PROBLEM REQUIREMENTS: The entries below contain pictures. Retype everything except those pictures, exactly as given.

RAW RECORDS:
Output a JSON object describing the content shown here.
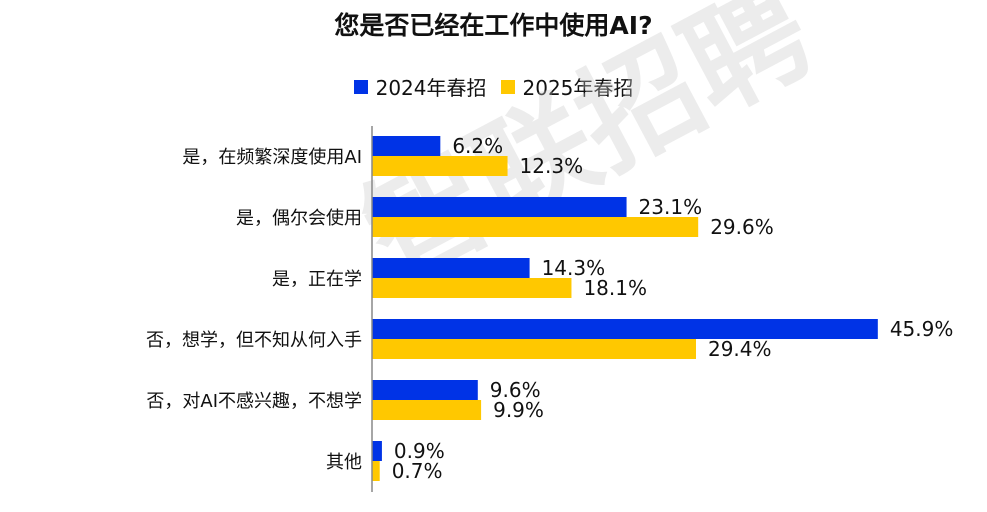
{
  "chart_data": {
    "type": "bar",
    "orientation": "horizontal",
    "title": "您是否已经在工作中使用AI?",
    "categories": [
      "是，在频繁深度使用AI",
      "是，偶尔会使用",
      "是，正在学",
      "否，想学，但不知从何入手",
      "否，对AI不感兴趣，不想学",
      "其他"
    ],
    "series": [
      {
        "name": "2024年春招",
        "color": "#0033E6",
        "values": [
          6.2,
          23.1,
          14.3,
          45.9,
          9.6,
          0.9
        ]
      },
      {
        "name": "2025年春招",
        "color": "#FFC800",
        "values": [
          12.3,
          29.6,
          18.1,
          29.4,
          9.9,
          0.7
        ]
      }
    ],
    "value_suffix": "%",
    "xlim": [
      0,
      50
    ],
    "legend": "top",
    "grid": false
  },
  "watermark": "智联招聘"
}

EXERCISE ANSWER:
Output a JSON object describing the content shown here.
{
  "chart_data": {
    "type": "bar",
    "orientation": "horizontal",
    "title": "您是否已经在工作中使用AI?",
    "categories": [
      "是，在频繁深度使用AI",
      "是，偶尔会使用",
      "是，正在学",
      "否，想学，但不知从何入手",
      "否，对AI不感兴趣，不想学",
      "其他"
    ],
    "series": [
      {
        "name": "2024年春招",
        "color": "#0033E6",
        "values": [
          6.2,
          23.1,
          14.3,
          45.9,
          9.6,
          0.9
        ]
      },
      {
        "name": "2025年春招",
        "color": "#FFC800",
        "values": [
          12.3,
          29.6,
          18.1,
          29.4,
          9.9,
          0.7
        ]
      }
    ],
    "value_suffix": "%",
    "xlim": [
      0,
      50
    ],
    "legend": "top",
    "grid": false
  },
  "watermark": "智联招聘"
}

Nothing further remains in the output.